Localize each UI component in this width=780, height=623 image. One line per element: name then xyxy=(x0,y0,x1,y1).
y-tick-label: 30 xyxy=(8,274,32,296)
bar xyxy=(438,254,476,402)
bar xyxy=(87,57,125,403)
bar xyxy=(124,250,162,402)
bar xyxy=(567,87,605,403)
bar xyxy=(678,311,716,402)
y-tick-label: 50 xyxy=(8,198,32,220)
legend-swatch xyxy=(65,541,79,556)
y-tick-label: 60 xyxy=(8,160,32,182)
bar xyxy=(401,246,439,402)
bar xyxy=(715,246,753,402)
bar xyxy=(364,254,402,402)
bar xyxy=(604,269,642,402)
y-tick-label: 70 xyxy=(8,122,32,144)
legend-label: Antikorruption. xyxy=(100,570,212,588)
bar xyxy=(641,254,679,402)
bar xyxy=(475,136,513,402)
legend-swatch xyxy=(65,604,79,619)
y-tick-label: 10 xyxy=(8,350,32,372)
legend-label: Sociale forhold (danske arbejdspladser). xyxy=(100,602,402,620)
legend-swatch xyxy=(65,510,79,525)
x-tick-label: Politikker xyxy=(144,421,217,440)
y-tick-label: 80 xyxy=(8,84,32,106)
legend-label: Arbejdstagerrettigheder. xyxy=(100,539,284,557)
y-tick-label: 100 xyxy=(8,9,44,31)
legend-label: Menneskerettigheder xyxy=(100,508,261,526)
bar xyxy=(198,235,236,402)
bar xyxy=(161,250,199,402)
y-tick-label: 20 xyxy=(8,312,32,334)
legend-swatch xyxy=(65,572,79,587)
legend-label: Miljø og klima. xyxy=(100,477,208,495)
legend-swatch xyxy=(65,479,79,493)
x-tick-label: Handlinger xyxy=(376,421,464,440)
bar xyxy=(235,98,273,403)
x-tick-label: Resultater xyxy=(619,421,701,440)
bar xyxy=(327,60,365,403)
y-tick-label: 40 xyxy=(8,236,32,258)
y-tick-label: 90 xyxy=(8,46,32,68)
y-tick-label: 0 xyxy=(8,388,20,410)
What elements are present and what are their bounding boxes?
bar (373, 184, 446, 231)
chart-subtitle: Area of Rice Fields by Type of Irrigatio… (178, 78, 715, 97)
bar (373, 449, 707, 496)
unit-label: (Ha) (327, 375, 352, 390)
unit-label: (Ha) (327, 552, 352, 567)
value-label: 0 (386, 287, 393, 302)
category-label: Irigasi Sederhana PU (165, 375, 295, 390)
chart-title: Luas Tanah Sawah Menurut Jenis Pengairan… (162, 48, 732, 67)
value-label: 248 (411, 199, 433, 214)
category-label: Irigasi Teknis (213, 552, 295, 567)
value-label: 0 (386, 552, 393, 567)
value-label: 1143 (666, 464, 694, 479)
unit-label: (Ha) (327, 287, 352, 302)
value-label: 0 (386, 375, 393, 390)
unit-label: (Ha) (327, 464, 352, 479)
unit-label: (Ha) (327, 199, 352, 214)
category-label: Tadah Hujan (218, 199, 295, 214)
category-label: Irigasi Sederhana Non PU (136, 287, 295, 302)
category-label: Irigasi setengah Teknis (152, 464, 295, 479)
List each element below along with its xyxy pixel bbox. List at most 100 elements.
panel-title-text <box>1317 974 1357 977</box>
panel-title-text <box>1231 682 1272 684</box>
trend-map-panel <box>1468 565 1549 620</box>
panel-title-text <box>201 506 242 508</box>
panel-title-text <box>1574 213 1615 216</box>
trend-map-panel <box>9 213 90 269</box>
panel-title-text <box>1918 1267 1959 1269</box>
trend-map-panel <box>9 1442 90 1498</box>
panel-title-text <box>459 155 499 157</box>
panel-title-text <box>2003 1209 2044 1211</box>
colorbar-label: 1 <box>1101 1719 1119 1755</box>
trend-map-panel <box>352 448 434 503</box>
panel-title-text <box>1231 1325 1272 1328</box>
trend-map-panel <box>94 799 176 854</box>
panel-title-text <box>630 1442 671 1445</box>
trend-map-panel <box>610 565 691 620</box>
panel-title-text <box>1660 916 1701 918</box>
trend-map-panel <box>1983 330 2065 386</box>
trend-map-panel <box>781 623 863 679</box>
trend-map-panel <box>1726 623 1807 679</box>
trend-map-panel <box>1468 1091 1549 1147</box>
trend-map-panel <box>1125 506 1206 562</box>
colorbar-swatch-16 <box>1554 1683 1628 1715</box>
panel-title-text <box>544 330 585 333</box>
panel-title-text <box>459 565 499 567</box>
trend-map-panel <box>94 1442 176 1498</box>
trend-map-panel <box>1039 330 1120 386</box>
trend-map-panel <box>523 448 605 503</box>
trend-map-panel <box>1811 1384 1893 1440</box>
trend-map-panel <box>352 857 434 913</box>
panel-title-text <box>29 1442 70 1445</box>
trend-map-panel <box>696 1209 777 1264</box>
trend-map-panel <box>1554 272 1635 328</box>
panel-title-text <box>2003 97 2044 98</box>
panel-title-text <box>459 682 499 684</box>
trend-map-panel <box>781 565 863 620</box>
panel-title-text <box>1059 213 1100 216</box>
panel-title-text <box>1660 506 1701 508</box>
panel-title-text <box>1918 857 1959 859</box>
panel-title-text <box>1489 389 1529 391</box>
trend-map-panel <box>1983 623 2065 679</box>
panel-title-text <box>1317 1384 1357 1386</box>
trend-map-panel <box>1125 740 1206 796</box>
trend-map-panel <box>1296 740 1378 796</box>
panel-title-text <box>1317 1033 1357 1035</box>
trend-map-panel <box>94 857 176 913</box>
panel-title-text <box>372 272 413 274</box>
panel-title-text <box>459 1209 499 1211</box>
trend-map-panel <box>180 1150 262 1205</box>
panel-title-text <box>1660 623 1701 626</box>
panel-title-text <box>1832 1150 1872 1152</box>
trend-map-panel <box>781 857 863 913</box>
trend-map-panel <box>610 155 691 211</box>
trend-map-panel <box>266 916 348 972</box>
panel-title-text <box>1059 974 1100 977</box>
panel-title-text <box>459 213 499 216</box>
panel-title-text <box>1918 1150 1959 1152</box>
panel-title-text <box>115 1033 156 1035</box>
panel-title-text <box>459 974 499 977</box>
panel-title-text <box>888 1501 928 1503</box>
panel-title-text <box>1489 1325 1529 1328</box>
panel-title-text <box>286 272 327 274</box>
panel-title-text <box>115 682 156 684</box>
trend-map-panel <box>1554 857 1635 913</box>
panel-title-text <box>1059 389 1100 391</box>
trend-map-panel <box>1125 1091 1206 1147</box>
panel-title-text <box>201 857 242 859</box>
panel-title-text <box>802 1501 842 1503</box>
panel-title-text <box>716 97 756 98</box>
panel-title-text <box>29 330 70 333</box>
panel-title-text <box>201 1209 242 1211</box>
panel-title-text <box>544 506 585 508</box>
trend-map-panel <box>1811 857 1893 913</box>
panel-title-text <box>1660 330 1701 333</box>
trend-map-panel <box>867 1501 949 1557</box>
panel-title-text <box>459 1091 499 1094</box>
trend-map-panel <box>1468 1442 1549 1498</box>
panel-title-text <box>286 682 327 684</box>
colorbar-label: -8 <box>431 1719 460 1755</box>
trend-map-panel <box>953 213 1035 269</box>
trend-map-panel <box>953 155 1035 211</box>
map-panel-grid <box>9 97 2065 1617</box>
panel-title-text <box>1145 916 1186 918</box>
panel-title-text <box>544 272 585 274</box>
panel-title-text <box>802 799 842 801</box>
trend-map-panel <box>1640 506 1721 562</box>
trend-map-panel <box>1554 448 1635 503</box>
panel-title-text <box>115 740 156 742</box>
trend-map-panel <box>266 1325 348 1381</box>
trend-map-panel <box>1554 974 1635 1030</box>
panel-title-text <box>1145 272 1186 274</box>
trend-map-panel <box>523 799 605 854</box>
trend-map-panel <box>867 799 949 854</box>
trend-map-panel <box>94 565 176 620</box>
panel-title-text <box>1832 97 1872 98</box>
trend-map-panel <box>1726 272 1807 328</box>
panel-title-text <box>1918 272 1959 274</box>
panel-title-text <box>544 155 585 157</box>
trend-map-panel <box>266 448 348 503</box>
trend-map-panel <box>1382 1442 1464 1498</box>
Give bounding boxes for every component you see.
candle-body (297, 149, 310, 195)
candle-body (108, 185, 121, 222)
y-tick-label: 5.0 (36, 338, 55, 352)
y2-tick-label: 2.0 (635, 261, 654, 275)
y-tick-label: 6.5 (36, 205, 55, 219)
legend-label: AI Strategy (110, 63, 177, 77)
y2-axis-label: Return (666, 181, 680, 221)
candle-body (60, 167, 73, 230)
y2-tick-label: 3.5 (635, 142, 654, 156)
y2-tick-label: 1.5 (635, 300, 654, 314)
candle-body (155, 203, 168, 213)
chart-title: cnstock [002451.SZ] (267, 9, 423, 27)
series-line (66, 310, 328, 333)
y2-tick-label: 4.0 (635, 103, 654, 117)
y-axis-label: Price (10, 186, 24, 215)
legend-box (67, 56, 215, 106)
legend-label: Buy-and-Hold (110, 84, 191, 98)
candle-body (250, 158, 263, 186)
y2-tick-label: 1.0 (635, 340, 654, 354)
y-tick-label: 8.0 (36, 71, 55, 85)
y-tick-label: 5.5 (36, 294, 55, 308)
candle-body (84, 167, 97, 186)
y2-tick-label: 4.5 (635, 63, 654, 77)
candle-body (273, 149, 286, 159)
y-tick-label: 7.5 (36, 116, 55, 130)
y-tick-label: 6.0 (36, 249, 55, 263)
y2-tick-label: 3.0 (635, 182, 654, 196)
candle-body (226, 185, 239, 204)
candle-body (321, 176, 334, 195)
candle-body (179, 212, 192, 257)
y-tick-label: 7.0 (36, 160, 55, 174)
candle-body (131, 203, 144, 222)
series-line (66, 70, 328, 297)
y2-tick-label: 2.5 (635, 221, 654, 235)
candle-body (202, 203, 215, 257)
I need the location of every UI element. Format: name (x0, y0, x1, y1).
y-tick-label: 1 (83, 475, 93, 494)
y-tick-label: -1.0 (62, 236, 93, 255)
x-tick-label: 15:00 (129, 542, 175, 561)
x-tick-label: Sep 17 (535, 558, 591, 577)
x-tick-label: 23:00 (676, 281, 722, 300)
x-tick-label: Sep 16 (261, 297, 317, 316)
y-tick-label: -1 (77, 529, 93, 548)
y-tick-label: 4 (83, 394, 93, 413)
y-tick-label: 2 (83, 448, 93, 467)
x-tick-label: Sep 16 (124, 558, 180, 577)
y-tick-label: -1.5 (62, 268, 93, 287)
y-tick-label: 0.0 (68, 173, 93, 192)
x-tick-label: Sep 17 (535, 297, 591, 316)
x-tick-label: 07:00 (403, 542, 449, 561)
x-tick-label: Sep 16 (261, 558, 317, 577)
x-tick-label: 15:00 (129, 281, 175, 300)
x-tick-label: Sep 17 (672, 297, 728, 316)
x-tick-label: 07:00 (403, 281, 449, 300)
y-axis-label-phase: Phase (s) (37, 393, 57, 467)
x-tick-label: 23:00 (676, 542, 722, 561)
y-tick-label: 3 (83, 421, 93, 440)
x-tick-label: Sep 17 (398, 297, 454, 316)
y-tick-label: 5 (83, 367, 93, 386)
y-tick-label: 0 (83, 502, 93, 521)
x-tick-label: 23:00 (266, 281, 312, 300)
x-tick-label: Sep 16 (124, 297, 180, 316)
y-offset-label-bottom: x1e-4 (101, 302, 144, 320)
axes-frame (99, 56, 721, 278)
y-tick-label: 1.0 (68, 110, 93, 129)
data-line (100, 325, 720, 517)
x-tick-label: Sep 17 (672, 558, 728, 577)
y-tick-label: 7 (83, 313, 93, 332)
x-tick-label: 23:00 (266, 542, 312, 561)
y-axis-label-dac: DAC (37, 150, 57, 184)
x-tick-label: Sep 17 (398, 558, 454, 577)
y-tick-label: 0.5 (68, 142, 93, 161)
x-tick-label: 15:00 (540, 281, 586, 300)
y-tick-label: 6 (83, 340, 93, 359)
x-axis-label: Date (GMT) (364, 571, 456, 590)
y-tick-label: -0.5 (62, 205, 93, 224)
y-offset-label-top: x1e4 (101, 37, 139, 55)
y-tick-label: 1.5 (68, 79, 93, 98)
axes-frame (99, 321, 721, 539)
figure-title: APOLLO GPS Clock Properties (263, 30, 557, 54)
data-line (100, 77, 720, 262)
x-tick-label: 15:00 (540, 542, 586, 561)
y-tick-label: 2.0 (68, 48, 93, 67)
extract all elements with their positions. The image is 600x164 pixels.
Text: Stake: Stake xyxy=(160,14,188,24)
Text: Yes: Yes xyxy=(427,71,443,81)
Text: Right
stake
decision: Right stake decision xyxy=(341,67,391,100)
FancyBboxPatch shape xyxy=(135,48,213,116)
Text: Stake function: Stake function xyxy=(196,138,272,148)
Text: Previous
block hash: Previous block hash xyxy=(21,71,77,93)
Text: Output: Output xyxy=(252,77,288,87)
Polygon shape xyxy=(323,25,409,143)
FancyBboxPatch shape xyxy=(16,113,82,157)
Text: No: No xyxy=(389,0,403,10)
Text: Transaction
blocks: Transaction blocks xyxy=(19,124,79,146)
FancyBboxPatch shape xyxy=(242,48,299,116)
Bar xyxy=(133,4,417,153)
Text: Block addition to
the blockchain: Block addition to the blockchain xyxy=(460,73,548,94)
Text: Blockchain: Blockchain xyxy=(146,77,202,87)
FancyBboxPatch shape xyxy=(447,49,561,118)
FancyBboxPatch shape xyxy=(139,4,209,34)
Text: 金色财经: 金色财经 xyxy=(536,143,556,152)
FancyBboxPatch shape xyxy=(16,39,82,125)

────────────────────

[PROBLEM STATEMENT] Starting at the first of the rows and stopping after the line that contains "value-label: 0 (386, 287, 393, 302)", rename every "legend-swatch" to "legend-marker" and reproduce those lines with nothing else altered.

[COMPLETED TASK]
Localize each UI component in this width=780, height=623 image. One line per element: name then xyxy=(x0,y0,x1,y1).
y-tick-label: 30 xyxy=(8,274,32,296)
bar xyxy=(438,254,476,402)
bar xyxy=(87,57,125,403)
bar xyxy=(124,250,162,402)
bar xyxy=(567,87,605,403)
bar xyxy=(678,311,716,402)
y-tick-label: 50 xyxy=(8,198,32,220)
legend-marker xyxy=(65,541,79,556)
y-tick-label: 60 xyxy=(8,160,32,182)
bar xyxy=(401,246,439,402)
bar xyxy=(715,246,753,402)
bar xyxy=(364,254,402,402)
bar xyxy=(604,269,642,402)
y-tick-label: 70 xyxy=(8,122,32,144)
legend-label: Antikorruption. xyxy=(100,570,212,588)
bar xyxy=(641,254,679,402)
bar xyxy=(475,136,513,402)
legend-marker xyxy=(65,604,79,619)
y-tick-label: 10 xyxy=(8,350,32,372)
legend-label: Sociale forhold (danske arbejdspladser). xyxy=(100,602,402,620)
legend-marker xyxy=(65,510,79,525)
x-tick-label: Politikker xyxy=(144,421,217,440)
y-tick-label: 80 xyxy=(8,84,32,106)
legend-label: Arbejdstagerrettigheder. xyxy=(100,539,284,557)
y-tick-label: 100 xyxy=(8,9,44,31)
legend-label: Menneskerettigheder xyxy=(100,508,261,526)
bar xyxy=(198,235,236,402)
bar xyxy=(161,250,199,402)
y-tick-label: 20 xyxy=(8,312,32,334)
legend-marker xyxy=(65,572,79,587)
legend-label: Miljø og klima. xyxy=(100,477,208,495)
legend-marker xyxy=(65,479,79,493)
x-tick-label: Handlinger xyxy=(376,421,464,440)
bar xyxy=(235,98,273,403)
x-tick-label: Resultater xyxy=(619,421,701,440)
bar xyxy=(327,60,365,403)
y-tick-label: 40 xyxy=(8,236,32,258)
y-tick-label: 90 xyxy=(8,46,32,68)
y-tick-label: 0 xyxy=(8,388,20,410)
What elements are present and what are their bounding boxes?
bar (373, 184, 446, 231)
chart-subtitle: Area of Rice Fields by Type of Irrigatio… (178, 78, 715, 97)
bar (373, 449, 707, 496)
unit-label: (Ha) (327, 375, 352, 390)
unit-label: (Ha) (327, 552, 352, 567)
value-label: 0 (386, 287, 393, 302)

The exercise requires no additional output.